§ DATA
* * * * *

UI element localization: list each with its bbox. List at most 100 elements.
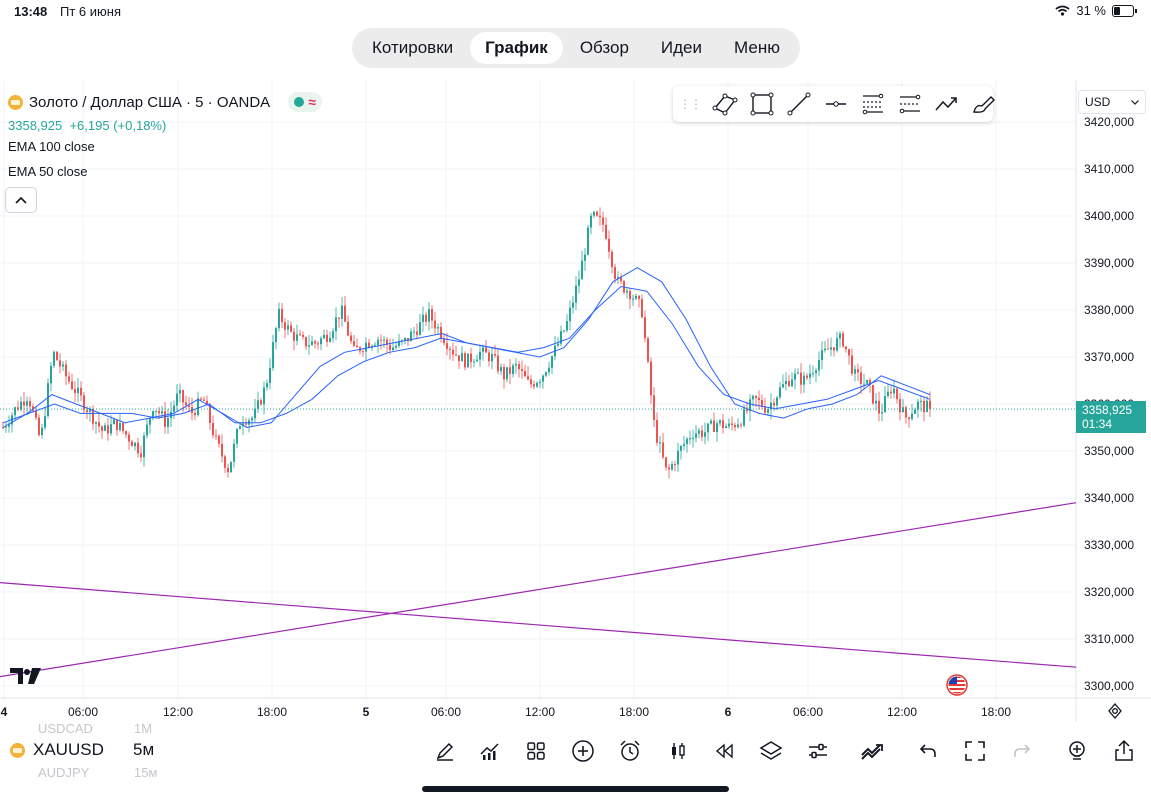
tradingview-logo-icon[interactable] — [10, 666, 42, 686]
top-nav: Котировки График Обзор Идеи Меню — [352, 28, 800, 68]
candle-body — [824, 348, 826, 351]
timeframe-selector[interactable]: 5м — [133, 740, 155, 759]
candle-body — [476, 359, 478, 362]
candle-body — [716, 423, 718, 432]
add-icon[interactable] — [570, 738, 596, 764]
candle-body — [440, 327, 442, 339]
candle-body — [107, 425, 109, 434]
share-icon[interactable] — [1111, 738, 1137, 764]
fullscreen-icon[interactable] — [962, 738, 988, 764]
candle-body — [866, 379, 868, 384]
horizontal-ray-icon[interactable] — [823, 91, 849, 117]
candle-body — [857, 369, 859, 373]
channel-icon[interactable] — [897, 91, 923, 117]
candle-body — [437, 327, 439, 329]
candle-body — [125, 431, 127, 435]
indicator-ema100[interactable]: EMA 100 close — [8, 139, 95, 154]
pattern-tool-icon[interactable] — [712, 91, 738, 117]
time-tick-label: 18:00 — [256, 705, 288, 719]
candle-body — [134, 442, 136, 447]
currency-select[interactable]: USD — [1078, 90, 1146, 114]
symbol-title[interactable]: Золото / Доллар США · 5 · OANDA — [29, 93, 271, 111]
candle-body — [911, 413, 913, 420]
indicators-icon[interactable] — [477, 738, 503, 764]
status-date: Пт 6 июня — [60, 4, 121, 19]
rectangle-tool-icon[interactable] — [749, 91, 775, 117]
tab-ideas[interactable]: Идеи — [660, 38, 703, 57]
trend-line-icon[interactable] — [786, 91, 812, 117]
candle-body — [110, 424, 112, 434]
candles-icon[interactable] — [665, 738, 691, 764]
candle-body — [653, 395, 655, 420]
us-flag-icon[interactable] — [946, 674, 968, 696]
candle-body — [683, 444, 685, 446]
candle-body — [767, 409, 769, 413]
idea-icon[interactable] — [1064, 738, 1090, 764]
trading-icon[interactable] — [860, 738, 886, 764]
candle-body — [155, 410, 157, 412]
candle-body — [680, 445, 682, 451]
candle-body — [641, 299, 643, 318]
redo-icon[interactable] — [1009, 738, 1035, 764]
candle-body — [47, 383, 49, 417]
candle-body — [563, 330, 565, 332]
indicator-ema50[interactable]: EMA 50 close — [8, 164, 88, 179]
market-status-pill[interactable]: ≈ — [288, 92, 322, 112]
undo-icon[interactable] — [915, 738, 941, 764]
candle-body — [806, 375, 808, 378]
tab-quotes[interactable]: Котировки — [372, 38, 454, 57]
candle-body — [743, 408, 745, 426]
axis-settings-icon[interactable] — [1107, 703, 1123, 719]
candle-body — [5, 426, 7, 428]
pen-icon[interactable] — [432, 738, 458, 764]
replay-icon[interactable] — [711, 738, 737, 764]
candle-body — [377, 339, 379, 346]
candle-body — [227, 467, 229, 473]
candle-body — [608, 238, 610, 252]
tab-menu[interactable]: Меню — [734, 38, 780, 57]
collapse-legend-button[interactable] — [5, 187, 37, 213]
candle-body — [551, 356, 553, 368]
price-tick-label: 3350,000 — [1084, 444, 1135, 458]
candle-body — [569, 307, 571, 322]
candle-body — [251, 418, 253, 421]
time-tick-label: 06:00 — [430, 705, 462, 719]
layers-icon[interactable] — [758, 738, 784, 764]
brush-icon[interactable] — [971, 91, 997, 117]
tab-overview[interactable]: Обзор — [579, 38, 629, 57]
candle-body — [689, 438, 691, 440]
tab-chart[interactable]: График — [470, 32, 563, 64]
home-indicator[interactable] — [422, 786, 729, 792]
candle-body — [515, 363, 517, 366]
candle-body — [230, 461, 232, 473]
candle-body — [506, 367, 508, 380]
drag-handle-icon[interactable]: ⋮⋮ — [679, 97, 702, 111]
candle-body — [614, 267, 616, 279]
candle-body — [611, 251, 613, 268]
trend-line-1 — [0, 502, 1077, 678]
settings-sliders-icon[interactable] — [805, 738, 831, 764]
candle-body — [80, 387, 82, 396]
fib-retracement-icon[interactable] — [860, 91, 886, 117]
candle-body — [512, 365, 514, 374]
candle-body — [305, 336, 307, 347]
candle-body — [392, 347, 394, 351]
alert-icon[interactable] — [617, 738, 643, 764]
time-tick-label: 6 — [724, 705, 732, 719]
candle-body — [809, 373, 811, 378]
candle-body — [86, 410, 88, 412]
candle-body — [218, 435, 220, 444]
symbol-selector[interactable]: XAUUSD — [10, 740, 104, 760]
candle-body — [785, 380, 787, 385]
candle-body — [62, 364, 64, 367]
candle-body — [704, 432, 706, 437]
candle-body — [443, 338, 445, 344]
candle-body — [752, 395, 754, 400]
path-icon[interactable] — [934, 91, 960, 117]
layouts-icon[interactable] — [523, 738, 549, 764]
chart-legend: Золото / Доллар США · 5 · OANDA ≈ — [8, 92, 322, 112]
ghost-timeframe-next: 15м — [134, 765, 158, 780]
candle-body — [605, 224, 607, 239]
candle-body — [284, 322, 286, 330]
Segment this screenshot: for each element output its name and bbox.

* * * * *

Copy out the whole listing above word for word, but leave out the pictures.

§ FULL OUTPUT
UI element localization: list each with its bbox. List at most 100 elements.
tradingview-logo-icon[interactable] — [10, 666, 42, 686]
top-nav: Котировки График Обзор Идеи Меню — [352, 28, 800, 68]
candle-body — [824, 348, 826, 351]
timeframe-selector[interactable]: 5м — [133, 740, 155, 759]
candle-body — [476, 359, 478, 362]
candle-body — [716, 423, 718, 432]
add-icon[interactable] — [570, 738, 596, 764]
candle-body — [440, 327, 442, 339]
candle-body — [107, 425, 109, 434]
share-icon[interactable] — [1111, 738, 1137, 764]
fullscreen-icon[interactable] — [962, 738, 988, 764]
candle-body — [866, 379, 868, 384]
horizontal-ray-icon[interactable] — [823, 91, 849, 117]
candle-body — [857, 369, 859, 373]
channel-icon[interactable] — [897, 91, 923, 117]
candle-body — [437, 327, 439, 329]
candle-body — [125, 431, 127, 435]
indicator-ema100[interactable]: EMA 100 close — [8, 139, 95, 154]
pattern-tool-icon[interactable] — [712, 91, 738, 117]
time-tick-label: 18:00 — [256, 705, 288, 719]
candle-body — [134, 442, 136, 447]
currency-select[interactable]: USD — [1078, 90, 1146, 114]
symbol-title[interactable]: Золото / Доллар США · 5 · OANDA — [29, 93, 271, 111]
candle-body — [911, 413, 913, 420]
indicators-icon[interactable] — [477, 738, 503, 764]
status-date: Пт 6 июня — [60, 4, 121, 19]
rectangle-tool-icon[interactable] — [749, 91, 775, 117]
tab-ideas[interactable]: Идеи — [660, 38, 703, 57]
trend-line-icon[interactable] — [786, 91, 812, 117]
candle-body — [110, 424, 112, 434]
candles-icon[interactable] — [665, 738, 691, 764]
candle-body — [653, 395, 655, 420]
us-flag-icon[interactable] — [946, 674, 968, 696]
candle-body — [683, 444, 685, 446]
candle-body — [767, 409, 769, 413]
idea-icon[interactable] — [1064, 738, 1090, 764]
trading-icon[interactable] — [860, 738, 886, 764]
candle-body — [155, 410, 157, 412]
candle-body — [680, 445, 682, 451]
candle-body — [641, 299, 643, 318]
redo-icon[interactable] — [1009, 738, 1035, 764]
candle-body — [47, 383, 49, 417]
candle-body — [563, 330, 565, 332]
indicator-ema50[interactable]: EMA 50 close — [8, 164, 88, 179]
market-status-pill[interactable]: ≈ — [288, 92, 322, 112]
undo-icon[interactable] — [915, 738, 941, 764]
candle-body — [806, 375, 808, 378]
tab-quotes[interactable]: Котировки — [372, 38, 454, 57]
candle-body — [743, 408, 745, 426]
axis-settings-icon[interactable] — [1107, 703, 1123, 719]
candle-body — [5, 426, 7, 428]
pen-icon[interactable] — [432, 738, 458, 764]
replay-icon[interactable] — [711, 738, 737, 764]
candle-body — [377, 339, 379, 346]
candle-body — [227, 467, 229, 473]
candle-body — [608, 238, 610, 252]
tab-menu[interactable]: Меню — [734, 38, 780, 57]
collapse-legend-button[interactable] — [5, 187, 37, 213]
candle-body — [551, 356, 553, 368]
price-tick-label: 3350,000 — [1084, 444, 1135, 458]
candle-body — [569, 307, 571, 322]
candle-body — [251, 418, 253, 421]
time-tick-label: 06:00 — [430, 705, 462, 719]
layers-icon[interactable] — [758, 738, 784, 764]
brush-icon[interactable] — [971, 91, 997, 117]
tab-overview[interactable]: Обзор — [579, 38, 629, 57]
candle-body — [689, 438, 691, 440]
tab-chart[interactable]: График — [470, 32, 563, 64]
home-indicator[interactable] — [422, 786, 729, 792]
candle-body — [515, 363, 517, 366]
candle-body — [230, 461, 232, 473]
candle-body — [506, 367, 508, 380]
drag-handle-icon[interactable]: ⋮⋮ — [679, 97, 702, 111]
candle-body — [614, 267, 616, 279]
candle-body — [611, 251, 613, 268]
trend-line-1 — [0, 502, 1077, 678]
settings-sliders-icon[interactable] — [805, 738, 831, 764]
candle-body — [80, 387, 82, 396]
fib-retracement-icon[interactable] — [860, 91, 886, 117]
candle-body — [512, 365, 514, 374]
candle-body — [305, 336, 307, 347]
candle-body — [392, 347, 394, 351]
alert-icon[interactable] — [617, 738, 643, 764]
time-tick-label: 6 — [724, 705, 732, 719]
candle-body — [809, 373, 811, 378]
candle-body — [86, 410, 88, 412]
candle-body — [218, 435, 220, 444]
symbol-selector[interactable]: XAUUSD — [10, 740, 104, 760]
candle-body — [785, 380, 787, 385]
candle-body — [62, 364, 64, 367]
candle-body — [704, 432, 706, 437]
candle-body — [443, 338, 445, 344]
candle-body — [752, 395, 754, 400]
path-icon[interactable] — [934, 91, 960, 117]
layouts-icon[interactable] — [523, 738, 549, 764]
chart-legend: Золото / Доллар США · 5 · OANDA ≈ — [8, 92, 322, 112]
ghost-timeframe-next: 15м — [134, 765, 158, 780]
candle-body — [605, 224, 607, 239]
candle-body — [284, 322, 286, 330]
Segment this screenshot: for each element output its name and bbox.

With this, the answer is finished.